## PROBLEM
Extract, from the records beneath this instruction, each line that contains the word "AREF".
═════ DATA RECORDS ═════
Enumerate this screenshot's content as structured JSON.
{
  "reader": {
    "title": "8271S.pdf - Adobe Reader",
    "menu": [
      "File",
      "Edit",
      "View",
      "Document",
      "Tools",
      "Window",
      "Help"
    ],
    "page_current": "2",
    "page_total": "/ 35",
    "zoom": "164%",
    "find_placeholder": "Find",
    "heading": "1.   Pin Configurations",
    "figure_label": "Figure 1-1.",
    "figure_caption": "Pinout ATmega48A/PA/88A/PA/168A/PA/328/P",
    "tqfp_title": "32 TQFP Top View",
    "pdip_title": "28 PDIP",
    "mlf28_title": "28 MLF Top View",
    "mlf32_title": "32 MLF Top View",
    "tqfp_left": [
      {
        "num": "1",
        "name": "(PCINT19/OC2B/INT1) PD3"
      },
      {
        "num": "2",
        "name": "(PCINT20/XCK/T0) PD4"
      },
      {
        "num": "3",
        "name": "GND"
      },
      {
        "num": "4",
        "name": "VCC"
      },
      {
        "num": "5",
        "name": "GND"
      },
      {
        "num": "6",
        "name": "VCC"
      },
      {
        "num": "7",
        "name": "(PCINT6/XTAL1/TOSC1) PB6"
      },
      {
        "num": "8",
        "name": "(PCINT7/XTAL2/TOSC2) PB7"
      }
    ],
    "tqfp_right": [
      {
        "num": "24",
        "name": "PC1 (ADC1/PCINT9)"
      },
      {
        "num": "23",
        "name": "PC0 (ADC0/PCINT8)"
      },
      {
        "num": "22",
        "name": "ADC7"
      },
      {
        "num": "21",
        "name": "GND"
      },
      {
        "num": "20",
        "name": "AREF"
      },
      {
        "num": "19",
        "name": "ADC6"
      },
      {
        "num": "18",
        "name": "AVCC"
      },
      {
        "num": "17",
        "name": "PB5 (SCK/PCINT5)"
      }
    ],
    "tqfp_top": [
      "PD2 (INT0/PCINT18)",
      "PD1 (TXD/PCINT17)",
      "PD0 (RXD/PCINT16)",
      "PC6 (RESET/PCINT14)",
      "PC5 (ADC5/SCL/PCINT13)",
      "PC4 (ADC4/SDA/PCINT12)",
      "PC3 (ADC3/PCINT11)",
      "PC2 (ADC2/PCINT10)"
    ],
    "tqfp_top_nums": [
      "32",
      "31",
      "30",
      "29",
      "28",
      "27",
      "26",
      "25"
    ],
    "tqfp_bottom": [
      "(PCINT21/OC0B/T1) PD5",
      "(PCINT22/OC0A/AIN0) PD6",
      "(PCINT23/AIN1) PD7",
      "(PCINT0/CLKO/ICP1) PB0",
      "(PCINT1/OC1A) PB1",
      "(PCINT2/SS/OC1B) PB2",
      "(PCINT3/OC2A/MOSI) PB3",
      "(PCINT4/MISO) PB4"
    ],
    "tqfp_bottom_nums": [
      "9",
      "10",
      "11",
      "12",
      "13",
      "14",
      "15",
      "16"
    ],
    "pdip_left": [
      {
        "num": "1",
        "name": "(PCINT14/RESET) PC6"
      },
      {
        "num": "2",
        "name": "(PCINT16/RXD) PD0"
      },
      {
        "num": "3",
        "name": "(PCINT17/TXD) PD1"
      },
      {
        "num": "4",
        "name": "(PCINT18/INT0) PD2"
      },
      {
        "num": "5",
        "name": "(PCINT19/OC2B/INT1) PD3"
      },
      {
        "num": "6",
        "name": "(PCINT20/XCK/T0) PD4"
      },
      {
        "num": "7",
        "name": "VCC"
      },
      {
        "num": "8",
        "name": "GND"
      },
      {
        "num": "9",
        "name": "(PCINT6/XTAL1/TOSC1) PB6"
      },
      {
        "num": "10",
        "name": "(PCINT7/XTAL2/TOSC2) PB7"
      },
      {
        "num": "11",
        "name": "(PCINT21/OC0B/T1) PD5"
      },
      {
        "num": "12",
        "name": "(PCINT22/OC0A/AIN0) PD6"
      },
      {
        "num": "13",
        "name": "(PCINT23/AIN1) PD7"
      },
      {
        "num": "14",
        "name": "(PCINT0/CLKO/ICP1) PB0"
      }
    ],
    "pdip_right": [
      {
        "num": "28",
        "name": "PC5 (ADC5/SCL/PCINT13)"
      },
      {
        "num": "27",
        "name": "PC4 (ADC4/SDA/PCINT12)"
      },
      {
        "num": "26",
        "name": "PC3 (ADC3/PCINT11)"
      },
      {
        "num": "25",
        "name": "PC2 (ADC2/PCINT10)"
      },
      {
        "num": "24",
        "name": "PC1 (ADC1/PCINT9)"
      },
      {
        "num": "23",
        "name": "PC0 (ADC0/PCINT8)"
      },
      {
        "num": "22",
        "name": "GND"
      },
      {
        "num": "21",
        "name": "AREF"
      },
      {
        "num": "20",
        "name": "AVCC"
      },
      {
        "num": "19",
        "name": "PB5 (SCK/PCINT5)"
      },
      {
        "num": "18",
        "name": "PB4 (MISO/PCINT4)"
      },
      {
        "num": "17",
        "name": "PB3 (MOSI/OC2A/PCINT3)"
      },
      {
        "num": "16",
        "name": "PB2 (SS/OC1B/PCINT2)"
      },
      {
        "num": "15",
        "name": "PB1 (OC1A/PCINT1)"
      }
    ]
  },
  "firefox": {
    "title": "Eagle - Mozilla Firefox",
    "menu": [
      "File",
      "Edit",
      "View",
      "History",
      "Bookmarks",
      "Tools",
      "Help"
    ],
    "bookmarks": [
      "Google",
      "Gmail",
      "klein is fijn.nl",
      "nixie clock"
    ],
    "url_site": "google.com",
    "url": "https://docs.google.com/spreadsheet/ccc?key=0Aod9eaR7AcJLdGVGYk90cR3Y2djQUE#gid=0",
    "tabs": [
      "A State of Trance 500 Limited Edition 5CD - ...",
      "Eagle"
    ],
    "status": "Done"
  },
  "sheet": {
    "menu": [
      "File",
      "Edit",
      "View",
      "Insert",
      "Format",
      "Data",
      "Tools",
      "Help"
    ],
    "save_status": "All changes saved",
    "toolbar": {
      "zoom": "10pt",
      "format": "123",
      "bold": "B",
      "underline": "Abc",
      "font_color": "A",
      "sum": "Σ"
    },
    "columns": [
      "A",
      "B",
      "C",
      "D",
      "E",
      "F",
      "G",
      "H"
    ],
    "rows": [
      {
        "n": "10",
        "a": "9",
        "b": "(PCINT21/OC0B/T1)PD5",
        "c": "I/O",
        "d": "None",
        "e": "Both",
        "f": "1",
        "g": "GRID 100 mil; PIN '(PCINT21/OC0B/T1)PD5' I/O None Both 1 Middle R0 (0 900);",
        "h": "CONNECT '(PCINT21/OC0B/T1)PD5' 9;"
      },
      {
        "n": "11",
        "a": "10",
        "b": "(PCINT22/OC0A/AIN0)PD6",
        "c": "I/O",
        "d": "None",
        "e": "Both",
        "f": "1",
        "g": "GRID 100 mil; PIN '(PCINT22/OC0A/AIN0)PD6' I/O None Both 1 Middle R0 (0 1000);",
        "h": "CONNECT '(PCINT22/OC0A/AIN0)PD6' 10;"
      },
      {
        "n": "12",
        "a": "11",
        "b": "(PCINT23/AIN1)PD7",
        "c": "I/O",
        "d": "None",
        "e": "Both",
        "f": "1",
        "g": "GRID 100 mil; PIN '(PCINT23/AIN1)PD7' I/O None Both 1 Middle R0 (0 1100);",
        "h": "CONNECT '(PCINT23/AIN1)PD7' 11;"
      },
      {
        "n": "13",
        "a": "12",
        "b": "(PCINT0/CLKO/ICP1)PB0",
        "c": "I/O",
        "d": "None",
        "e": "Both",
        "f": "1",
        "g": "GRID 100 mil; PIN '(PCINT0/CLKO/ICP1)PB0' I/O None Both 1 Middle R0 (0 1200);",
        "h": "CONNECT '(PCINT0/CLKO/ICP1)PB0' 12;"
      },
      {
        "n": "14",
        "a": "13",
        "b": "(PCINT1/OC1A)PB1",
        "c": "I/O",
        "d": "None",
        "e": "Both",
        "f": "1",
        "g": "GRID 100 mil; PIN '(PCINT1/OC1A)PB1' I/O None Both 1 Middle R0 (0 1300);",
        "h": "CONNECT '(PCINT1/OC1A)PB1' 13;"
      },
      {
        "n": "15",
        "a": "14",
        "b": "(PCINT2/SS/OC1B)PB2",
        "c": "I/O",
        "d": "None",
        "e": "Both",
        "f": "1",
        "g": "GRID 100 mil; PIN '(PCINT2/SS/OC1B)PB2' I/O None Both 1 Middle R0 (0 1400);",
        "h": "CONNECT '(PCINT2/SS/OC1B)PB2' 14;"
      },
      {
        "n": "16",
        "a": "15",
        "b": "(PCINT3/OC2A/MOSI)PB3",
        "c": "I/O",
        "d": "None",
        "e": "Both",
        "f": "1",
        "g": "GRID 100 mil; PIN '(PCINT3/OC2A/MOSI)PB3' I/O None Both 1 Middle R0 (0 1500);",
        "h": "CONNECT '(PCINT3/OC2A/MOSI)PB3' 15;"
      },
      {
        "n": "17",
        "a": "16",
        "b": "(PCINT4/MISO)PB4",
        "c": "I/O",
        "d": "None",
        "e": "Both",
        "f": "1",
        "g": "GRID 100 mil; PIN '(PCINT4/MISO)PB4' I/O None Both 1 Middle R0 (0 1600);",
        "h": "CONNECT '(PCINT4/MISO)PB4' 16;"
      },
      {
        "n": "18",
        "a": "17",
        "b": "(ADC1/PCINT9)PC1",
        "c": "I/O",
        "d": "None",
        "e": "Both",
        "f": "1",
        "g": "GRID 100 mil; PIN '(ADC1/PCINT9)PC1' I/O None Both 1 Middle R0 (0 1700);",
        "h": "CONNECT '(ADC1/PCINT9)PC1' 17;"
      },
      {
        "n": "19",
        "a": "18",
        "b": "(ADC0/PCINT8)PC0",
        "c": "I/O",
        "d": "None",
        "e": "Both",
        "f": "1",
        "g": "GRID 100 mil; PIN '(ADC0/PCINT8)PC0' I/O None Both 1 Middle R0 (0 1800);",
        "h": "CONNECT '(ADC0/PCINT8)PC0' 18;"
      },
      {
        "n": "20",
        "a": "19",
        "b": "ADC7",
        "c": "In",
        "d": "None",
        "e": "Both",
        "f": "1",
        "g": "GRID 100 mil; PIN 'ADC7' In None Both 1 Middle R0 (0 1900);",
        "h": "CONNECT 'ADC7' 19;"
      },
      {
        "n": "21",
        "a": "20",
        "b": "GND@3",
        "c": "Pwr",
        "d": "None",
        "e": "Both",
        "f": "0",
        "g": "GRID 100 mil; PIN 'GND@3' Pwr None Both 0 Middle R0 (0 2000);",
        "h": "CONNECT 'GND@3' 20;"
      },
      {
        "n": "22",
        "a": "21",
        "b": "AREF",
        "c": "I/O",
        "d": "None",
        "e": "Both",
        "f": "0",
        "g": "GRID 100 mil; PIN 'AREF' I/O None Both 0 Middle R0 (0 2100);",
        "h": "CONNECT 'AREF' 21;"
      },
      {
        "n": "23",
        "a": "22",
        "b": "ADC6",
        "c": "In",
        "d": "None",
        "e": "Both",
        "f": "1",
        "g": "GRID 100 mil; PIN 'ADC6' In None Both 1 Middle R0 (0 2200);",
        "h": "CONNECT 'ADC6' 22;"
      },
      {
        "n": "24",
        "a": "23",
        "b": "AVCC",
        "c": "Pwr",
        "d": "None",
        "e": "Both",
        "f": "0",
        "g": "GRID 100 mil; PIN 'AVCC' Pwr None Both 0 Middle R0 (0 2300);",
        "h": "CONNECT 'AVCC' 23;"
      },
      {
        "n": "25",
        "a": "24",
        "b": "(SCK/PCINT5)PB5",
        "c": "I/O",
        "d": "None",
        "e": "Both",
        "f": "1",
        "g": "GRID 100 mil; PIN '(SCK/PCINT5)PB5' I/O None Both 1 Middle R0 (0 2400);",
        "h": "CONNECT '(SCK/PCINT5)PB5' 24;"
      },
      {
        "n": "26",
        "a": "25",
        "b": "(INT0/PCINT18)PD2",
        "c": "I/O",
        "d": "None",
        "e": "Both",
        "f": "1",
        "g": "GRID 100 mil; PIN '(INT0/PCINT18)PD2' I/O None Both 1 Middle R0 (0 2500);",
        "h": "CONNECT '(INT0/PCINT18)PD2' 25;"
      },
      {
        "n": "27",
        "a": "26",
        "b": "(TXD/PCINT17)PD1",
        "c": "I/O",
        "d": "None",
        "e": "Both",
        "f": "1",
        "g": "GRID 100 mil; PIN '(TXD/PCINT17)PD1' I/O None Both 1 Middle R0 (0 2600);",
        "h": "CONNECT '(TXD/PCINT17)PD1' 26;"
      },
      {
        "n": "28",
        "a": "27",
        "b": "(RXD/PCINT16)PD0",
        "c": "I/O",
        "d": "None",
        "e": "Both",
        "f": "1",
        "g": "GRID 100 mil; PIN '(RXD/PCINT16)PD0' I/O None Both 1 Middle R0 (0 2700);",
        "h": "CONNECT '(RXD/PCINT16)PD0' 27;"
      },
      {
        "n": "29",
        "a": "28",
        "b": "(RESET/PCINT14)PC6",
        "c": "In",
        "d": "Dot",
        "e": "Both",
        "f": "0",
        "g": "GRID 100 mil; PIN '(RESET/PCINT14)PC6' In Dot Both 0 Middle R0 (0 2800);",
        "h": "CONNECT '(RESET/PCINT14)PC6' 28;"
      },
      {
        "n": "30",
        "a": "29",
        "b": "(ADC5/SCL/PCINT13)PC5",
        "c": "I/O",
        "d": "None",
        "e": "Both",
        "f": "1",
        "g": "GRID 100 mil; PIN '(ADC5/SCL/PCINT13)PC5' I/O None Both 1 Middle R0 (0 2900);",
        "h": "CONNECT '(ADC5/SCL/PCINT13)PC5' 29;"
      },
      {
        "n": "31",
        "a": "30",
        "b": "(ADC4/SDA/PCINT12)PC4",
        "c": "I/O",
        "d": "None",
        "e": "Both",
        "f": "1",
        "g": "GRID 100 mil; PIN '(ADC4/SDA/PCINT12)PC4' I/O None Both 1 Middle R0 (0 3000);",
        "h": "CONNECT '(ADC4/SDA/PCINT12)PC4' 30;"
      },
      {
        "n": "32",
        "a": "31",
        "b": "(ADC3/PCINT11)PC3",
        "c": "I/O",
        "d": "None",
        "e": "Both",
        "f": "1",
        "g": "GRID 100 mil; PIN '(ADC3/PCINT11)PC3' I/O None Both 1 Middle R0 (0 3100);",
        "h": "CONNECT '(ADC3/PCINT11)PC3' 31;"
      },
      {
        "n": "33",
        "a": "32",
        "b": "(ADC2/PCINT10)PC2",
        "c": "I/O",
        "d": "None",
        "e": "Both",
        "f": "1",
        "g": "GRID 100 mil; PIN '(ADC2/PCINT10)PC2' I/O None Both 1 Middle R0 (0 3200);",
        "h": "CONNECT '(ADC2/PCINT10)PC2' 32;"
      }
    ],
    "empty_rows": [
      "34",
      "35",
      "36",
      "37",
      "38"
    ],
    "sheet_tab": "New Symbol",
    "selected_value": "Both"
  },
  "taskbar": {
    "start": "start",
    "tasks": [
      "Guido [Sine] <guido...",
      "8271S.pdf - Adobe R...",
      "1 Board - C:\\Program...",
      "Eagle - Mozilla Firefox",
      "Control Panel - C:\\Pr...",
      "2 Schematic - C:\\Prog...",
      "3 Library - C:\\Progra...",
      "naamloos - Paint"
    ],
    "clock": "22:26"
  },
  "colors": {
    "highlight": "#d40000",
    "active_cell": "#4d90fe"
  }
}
═════
## ANSWER FOR THE TASK
        "name": "AREF"
        "name": "AREF"
        "b": "AREF",
        "g": "GRID 100 mil; PIN 'AREF' I/O None Both 0 Middle R0 (0 2100);",
        "h": "CONNECT 'AREF' 21;"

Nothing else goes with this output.